* START TASK MATERIAL *

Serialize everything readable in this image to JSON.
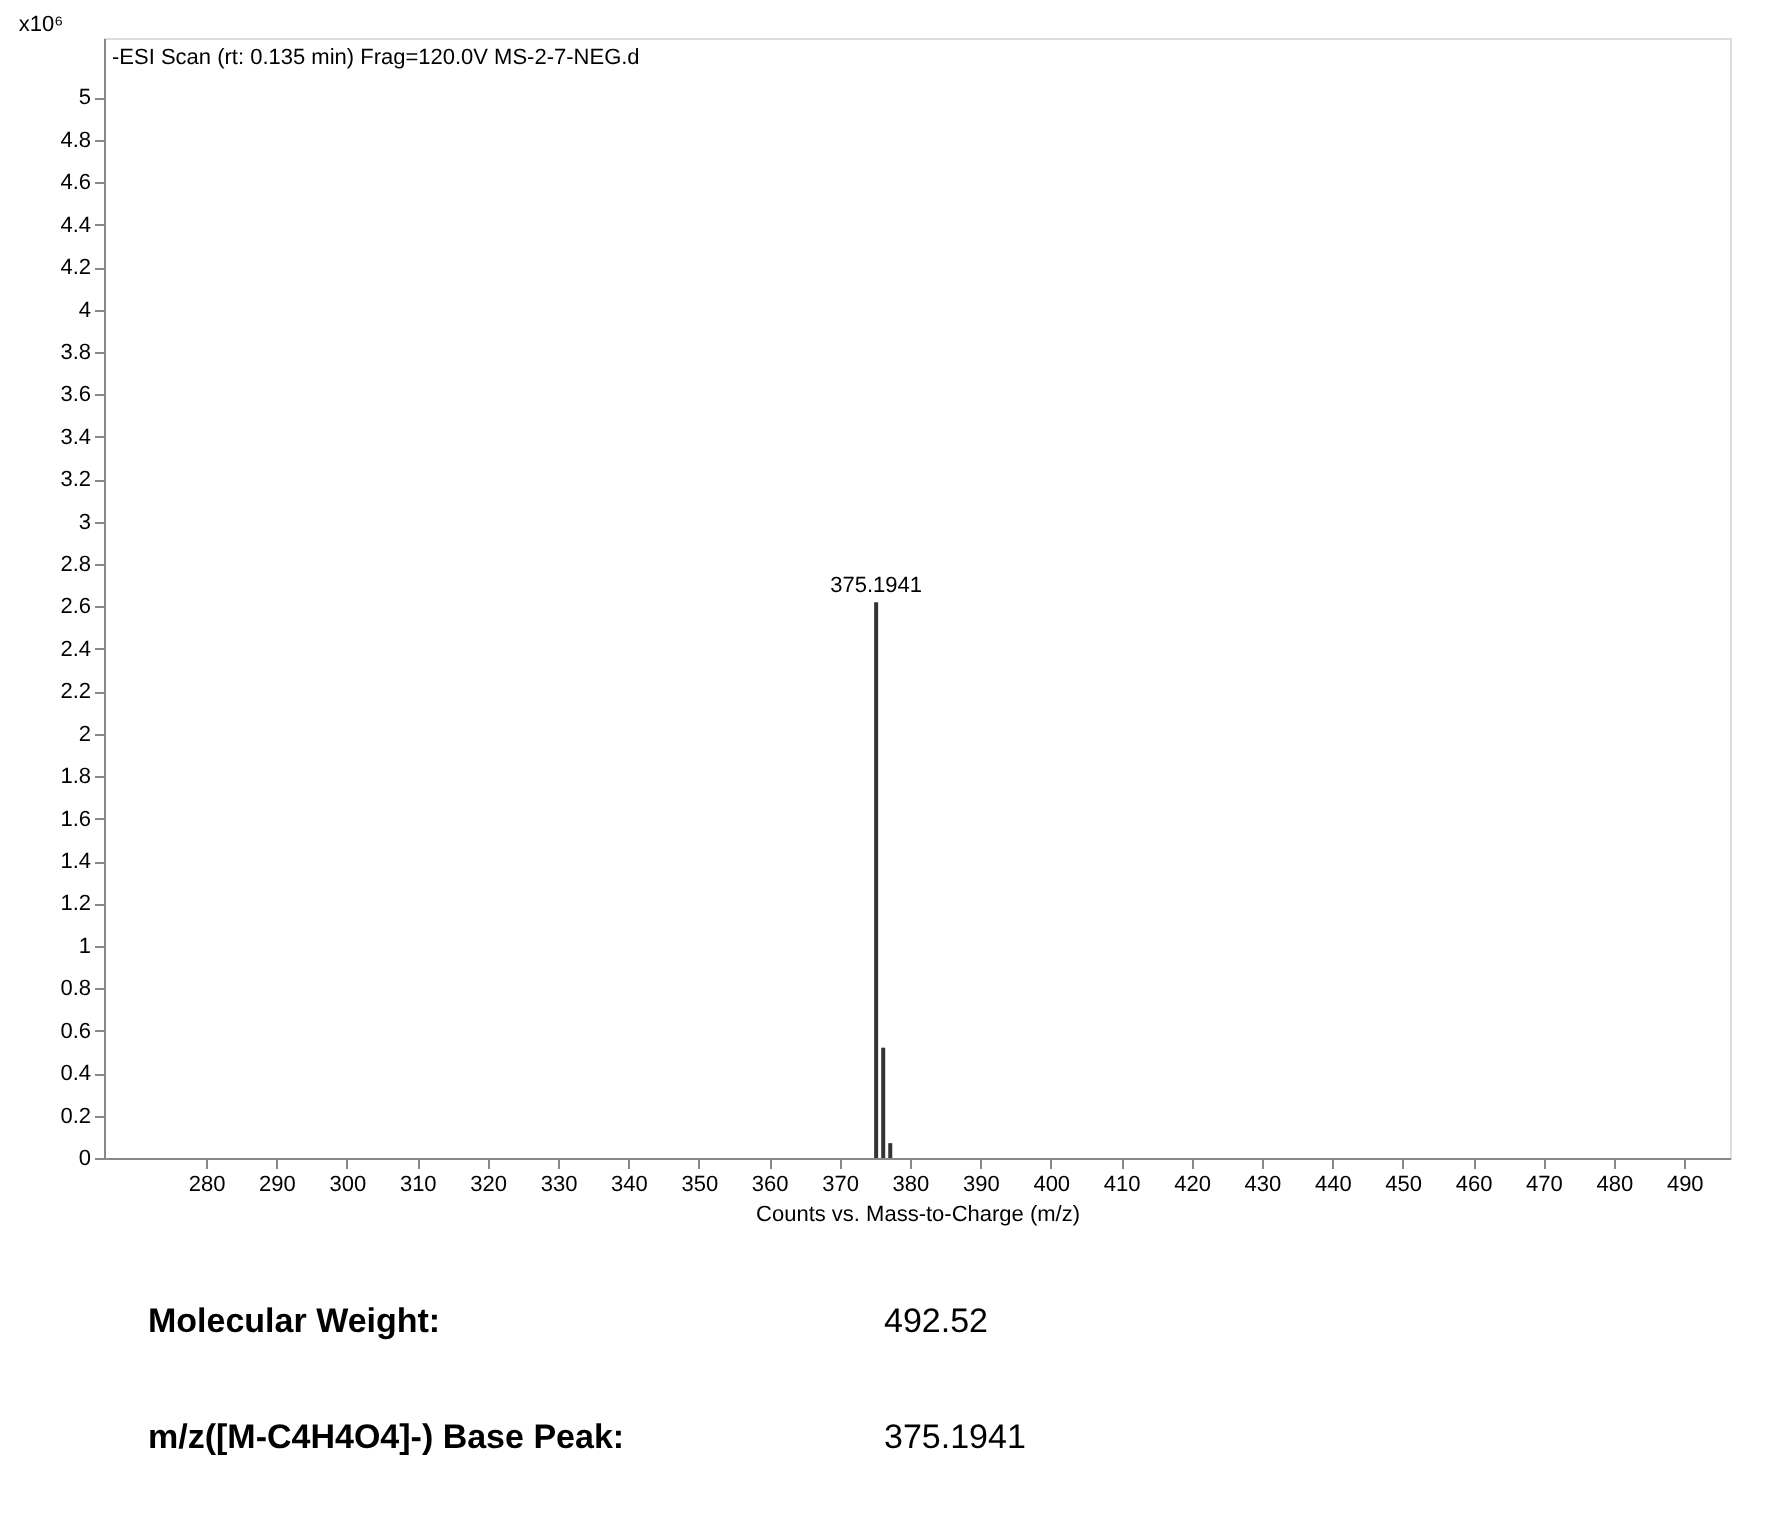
{
  "chart_data": {
    "type": "bar",
    "title": "-ESI Scan (rt: 0.135 min) Frag=120.0V MS-2-7-NEG.d",
    "xlabel": "Counts vs. Mass-to-Charge (m/z)",
    "ylabel": "x10⁶",
    "x": [
      375.1941,
      376.2,
      377.2
    ],
    "values": [
      2.62,
      0.52,
      0.07
    ],
    "color": "#333333",
    "xlim": [
      265.5,
      496.5
    ],
    "ylim": [
      0,
      5.28
    ],
    "xticks": [
      280,
      290,
      300,
      310,
      320,
      330,
      340,
      350,
      360,
      370,
      380,
      390,
      400,
      410,
      420,
      430,
      440,
      450,
      460,
      470,
      480,
      490
    ],
    "yticks": [
      0,
      0.2,
      0.4,
      0.6,
      0.8,
      1,
      1.2,
      1.4,
      1.6,
      1.8,
      2,
      2.2,
      2.4,
      2.6,
      2.8,
      3,
      3.2,
      3.4,
      3.6,
      3.8,
      4,
      4.2,
      4.4,
      4.6,
      4.8,
      5
    ],
    "grid": false,
    "annotations": [
      {
        "text": "375.1941",
        "x": 375.1941,
        "y": 2.62
      },
      "Molecular Weight:",
      "492.52",
      "m/z([M-C4H4O4]-) Base Peak:",
      "375.1941"
    ]
  }
}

* END TASK MATERIAL *

=== GIVEN PROBLEM ===
Return the material exactly as given, apart from the pictures.

=== ANSWER TO THE TASK ===
Serialize everything readable in this image to JSON.
{
  "chart_data": {
    "type": "bar",
    "title": "-ESI Scan (rt: 0.135 min) Frag=120.0V MS-2-7-NEG.d",
    "xlabel": "Counts vs. Mass-to-Charge (m/z)",
    "ylabel": "x10⁶",
    "x": [
      375.1941,
      376.2,
      377.2
    ],
    "values": [
      2.62,
      0.52,
      0.07
    ],
    "color": "#333333",
    "xlim": [
      265.5,
      496.5
    ],
    "ylim": [
      0,
      5.28
    ],
    "xticks": [
      280,
      290,
      300,
      310,
      320,
      330,
      340,
      350,
      360,
      370,
      380,
      390,
      400,
      410,
      420,
      430,
      440,
      450,
      460,
      470,
      480,
      490
    ],
    "yticks": [
      0,
      0.2,
      0.4,
      0.6,
      0.8,
      1,
      1.2,
      1.4,
      1.6,
      1.8,
      2,
      2.2,
      2.4,
      2.6,
      2.8,
      3,
      3.2,
      3.4,
      3.6,
      3.8,
      4,
      4.2,
      4.4,
      4.6,
      4.8,
      5
    ],
    "grid": false,
    "annotations": [
      {
        "text": "375.1941",
        "x": 375.1941,
        "y": 2.62
      },
      "Molecular Weight:",
      "492.52",
      "m/z([M-C4H4O4]-) Base Peak:",
      "375.1941"
    ]
  }
}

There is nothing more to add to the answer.